**Aim**
Return all entries precisely as they stand, without the images.
──────── Material for the task ────────
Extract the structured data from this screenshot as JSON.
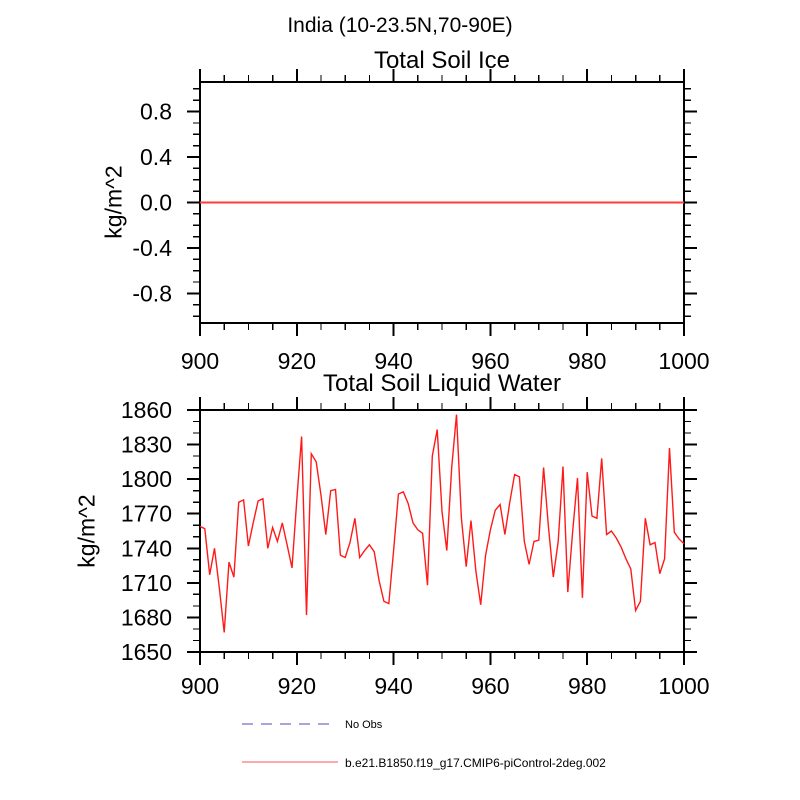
{
  "page_title": "India (10-23.5N,70-90E)",
  "chart_data": {
    "charts": [
      {
        "type": "line",
        "title": "Total Soil Ice",
        "ylabel": "kg/m^2",
        "line_color": "#ff3b3b",
        "line_width": 2,
        "xlim": [
          900,
          1000
        ],
        "ylim": [
          -1.06,
          1.06
        ],
        "xticks_major": [
          900,
          920,
          940,
          960,
          980,
          1000
        ],
        "x_minor_step": 5,
        "yticks_major": [
          0.8,
          0.4,
          0.0,
          -0.4,
          -0.8
        ],
        "ytick_labels": [
          "0.8",
          "0.4",
          "0.0",
          "-0.4",
          "-0.8"
        ],
        "y_minor_step": 0.1,
        "x_start": 900,
        "x_step": 1,
        "values": [
          0,
          0,
          0,
          0,
          0,
          0,
          0,
          0,
          0,
          0,
          0,
          0,
          0,
          0,
          0,
          0,
          0,
          0,
          0,
          0,
          0,
          0,
          0,
          0,
          0,
          0,
          0,
          0,
          0,
          0,
          0,
          0,
          0,
          0,
          0,
          0,
          0,
          0,
          0,
          0,
          0,
          0,
          0,
          0,
          0,
          0,
          0,
          0,
          0,
          0,
          0,
          0,
          0,
          0,
          0,
          0,
          0,
          0,
          0,
          0,
          0,
          0,
          0,
          0,
          0,
          0,
          0,
          0,
          0,
          0,
          0,
          0,
          0,
          0,
          0,
          0,
          0,
          0,
          0,
          0,
          0,
          0,
          0,
          0,
          0,
          0,
          0,
          0,
          0,
          0,
          0,
          0,
          0,
          0,
          0,
          0,
          0,
          0,
          0,
          0,
          0
        ]
      },
      {
        "type": "line",
        "title": "Total Soil Liquid Water",
        "ylabel": "kg/m^2",
        "line_color": "#ff1a1a",
        "line_width": 1.4,
        "xlim": [
          900,
          1000
        ],
        "ylim": [
          1650,
          1860
        ],
        "xticks_major": [
          900,
          920,
          940,
          960,
          980,
          1000
        ],
        "x_minor_step": 5,
        "yticks_major": [
          1860,
          1830,
          1800,
          1770,
          1740,
          1710,
          1680,
          1650
        ],
        "ytick_labels": [
          "1860",
          "1830",
          "1800",
          "1770",
          "1740",
          "1710",
          "1680",
          "1650"
        ],
        "y_minor_step": 10,
        "x_start": 900,
        "x_step": 1,
        "values": [
          1759,
          1757,
          1717,
          1740,
          1705,
          1667,
          1728,
          1715,
          1780,
          1782,
          1742,
          1762,
          1781,
          1783,
          1740,
          1758,
          1746,
          1762,
          1743,
          1723,
          1782,
          1837,
          1682,
          1822,
          1815,
          1786,
          1752,
          1790,
          1791,
          1734,
          1732,
          1745,
          1766,
          1732,
          1738,
          1743,
          1737,
          1712,
          1694,
          1692,
          1738,
          1787,
          1789,
          1779,
          1762,
          1756,
          1753,
          1708,
          1820,
          1843,
          1772,
          1738,
          1810,
          1856,
          1766,
          1724,
          1764,
          1720,
          1691,
          1734,
          1756,
          1773,
          1778,
          1752,
          1780,
          1804,
          1802,
          1746,
          1726,
          1746,
          1747,
          1810,
          1758,
          1715,
          1746,
          1811,
          1702,
          1755,
          1801,
          1697,
          1806,
          1768,
          1766,
          1818,
          1752,
          1755,
          1749,
          1741,
          1731,
          1722,
          1686,
          1694,
          1766,
          1743,
          1745,
          1718,
          1731,
          1827,
          1754,
          1748,
          1744
        ]
      }
    ],
    "legend": {
      "position": "bottom-left",
      "entries": [
        {
          "label": "No Obs",
          "color": "#a6a6dd",
          "style": "dashed"
        },
        {
          "label": "b.e21.B1850.f19_g17.CMIP6-piControl-2deg.002",
          "color": "#ff8d8d",
          "style": "solid"
        }
      ]
    },
    "axis_color": "#000000",
    "tick_label_color": "#000000"
  }
}
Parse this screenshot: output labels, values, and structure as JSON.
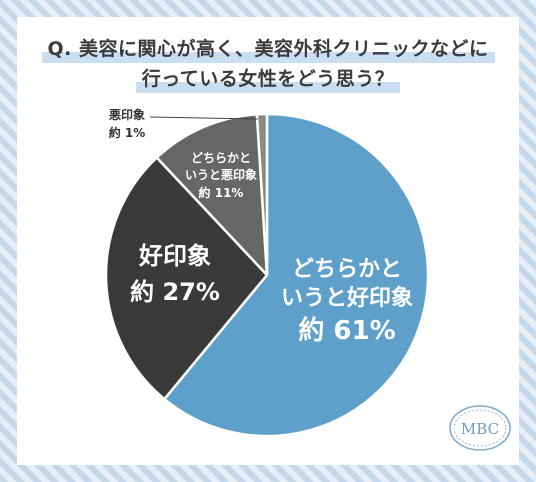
{
  "title": {
    "line1": "Q. 美容に関心が高く、美容外科クリニックなどに",
    "line2": "行っている女性をどう思う？"
  },
  "logo_text": "MBC",
  "colors": {
    "positive": "#5fa0cb",
    "good": "#3a3a3a",
    "somewhat_bad": "#666666",
    "bad": "#8a8a8a",
    "separator": "#ffffff"
  },
  "chart_data": {
    "type": "pie",
    "start": "top",
    "direction": "clockwise",
    "slices": [
      {
        "name": "どちらかというと好印象",
        "line1": "どちらかと",
        "line2": "いうと好印象",
        "line3": "約 61%",
        "value": 61
      },
      {
        "name": "好印象",
        "line1": "好印象",
        "line2": "約 27%",
        "value": 27
      },
      {
        "name": "どちらかというと悪印象",
        "line1": "どちらかと",
        "line2": "いうと悪印象",
        "line3": "約 11%",
        "value": 11
      },
      {
        "name": "悪印象",
        "line1": "悪印象",
        "line2": "約 1%",
        "value": 1
      }
    ]
  }
}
────────
**Answer to this exercise**
Extract the structured data from this screenshot as JSON.
{
  "page_title": "India (10-23.5N,70-90E)",
  "chart_data": {
    "charts": [
      {
        "type": "line",
        "title": "Total Soil Ice",
        "ylabel": "kg/m^2",
        "line_color": "#ff3b3b",
        "line_width": 2,
        "xlim": [
          900,
          1000
        ],
        "ylim": [
          -1.06,
          1.06
        ],
        "xticks_major": [
          900,
          920,
          940,
          960,
          980,
          1000
        ],
        "x_minor_step": 5,
        "yticks_major": [
          0.8,
          0.4,
          0.0,
          -0.4,
          -0.8
        ],
        "ytick_labels": [
          "0.8",
          "0.4",
          "0.0",
          "-0.4",
          "-0.8"
        ],
        "y_minor_step": 0.1,
        "x_start": 900,
        "x_step": 1,
        "values": [
          0,
          0,
          0,
          0,
          0,
          0,
          0,
          0,
          0,
          0,
          0,
          0,
          0,
          0,
          0,
          0,
          0,
          0,
          0,
          0,
          0,
          0,
          0,
          0,
          0,
          0,
          0,
          0,
          0,
          0,
          0,
          0,
          0,
          0,
          0,
          0,
          0,
          0,
          0,
          0,
          0,
          0,
          0,
          0,
          0,
          0,
          0,
          0,
          0,
          0,
          0,
          0,
          0,
          0,
          0,
          0,
          0,
          0,
          0,
          0,
          0,
          0,
          0,
          0,
          0,
          0,
          0,
          0,
          0,
          0,
          0,
          0,
          0,
          0,
          0,
          0,
          0,
          0,
          0,
          0,
          0,
          0,
          0,
          0,
          0,
          0,
          0,
          0,
          0,
          0,
          0,
          0,
          0,
          0,
          0,
          0,
          0,
          0,
          0,
          0,
          0
        ]
      },
      {
        "type": "line",
        "title": "Total Soil Liquid Water",
        "ylabel": "kg/m^2",
        "line_color": "#ff1a1a",
        "line_width": 1.4,
        "xlim": [
          900,
          1000
        ],
        "ylim": [
          1650,
          1860
        ],
        "xticks_major": [
          900,
          920,
          940,
          960,
          980,
          1000
        ],
        "x_minor_step": 5,
        "yticks_major": [
          1860,
          1830,
          1800,
          1770,
          1740,
          1710,
          1680,
          1650
        ],
        "ytick_labels": [
          "1860",
          "1830",
          "1800",
          "1770",
          "1740",
          "1710",
          "1680",
          "1650"
        ],
        "y_minor_step": 10,
        "x_start": 900,
        "x_step": 1,
        "values": [
          1759,
          1757,
          1717,
          1740,
          1705,
          1667,
          1728,
          1715,
          1780,
          1782,
          1742,
          1762,
          1781,
          1783,
          1740,
          1758,
          1746,
          1762,
          1743,
          1723,
          1782,
          1837,
          1682,
          1822,
          1815,
          1786,
          1752,
          1790,
          1791,
          1734,
          1732,
          1745,
          1766,
          1732,
          1738,
          1743,
          1737,
          1712,
          1694,
          1692,
          1738,
          1787,
          1789,
          1779,
          1762,
          1756,
          1753,
          1708,
          1820,
          1843,
          1772,
          1738,
          1810,
          1856,
          1766,
          1724,
          1764,
          1720,
          1691,
          1734,
          1756,
          1773,
          1778,
          1752,
          1780,
          1804,
          1802,
          1746,
          1726,
          1746,
          1747,
          1810,
          1758,
          1715,
          1746,
          1811,
          1702,
          1755,
          1801,
          1697,
          1806,
          1768,
          1766,
          1818,
          1752,
          1755,
          1749,
          1741,
          1731,
          1722,
          1686,
          1694,
          1766,
          1743,
          1745,
          1718,
          1731,
          1827,
          1754,
          1748,
          1744
        ]
      }
    ],
    "legend": {
      "position": "bottom-left",
      "entries": [
        {
          "label": "No Obs",
          "color": "#a6a6dd",
          "style": "dashed"
        },
        {
          "label": "b.e21.B1850.f19_g17.CMIP6-piControl-2deg.002",
          "color": "#ff8d8d",
          "style": "solid"
        }
      ]
    },
    "axis_color": "#000000",
    "tick_label_color": "#000000"
  }
}
Parse this screenshot: output labels, values, and structure as JSON.
{
  "title": {
    "line1": "Q. 美容に関心が高く、美容外科クリニックなどに",
    "line2": "行っている女性をどう思う？"
  },
  "logo_text": "MBC",
  "colors": {
    "positive": "#5fa0cb",
    "good": "#3a3a3a",
    "somewhat_bad": "#666666",
    "bad": "#8a8a8a",
    "separator": "#ffffff"
  },
  "chart_data": {
    "type": "pie",
    "start": "top",
    "direction": "clockwise",
    "slices": [
      {
        "name": "どちらかというと好印象",
        "line1": "どちらかと",
        "line2": "いうと好印象",
        "line3": "約 61%",
        "value": 61
      },
      {
        "name": "好印象",
        "line1": "好印象",
        "line2": "約 27%",
        "value": 27
      },
      {
        "name": "どちらかというと悪印象",
        "line1": "どちらかと",
        "line2": "いうと悪印象",
        "line3": "約 11%",
        "value": 11
      },
      {
        "name": "悪印象",
        "line1": "悪印象",
        "line2": "約 1%",
        "value": 1
      }
    ]
  }
}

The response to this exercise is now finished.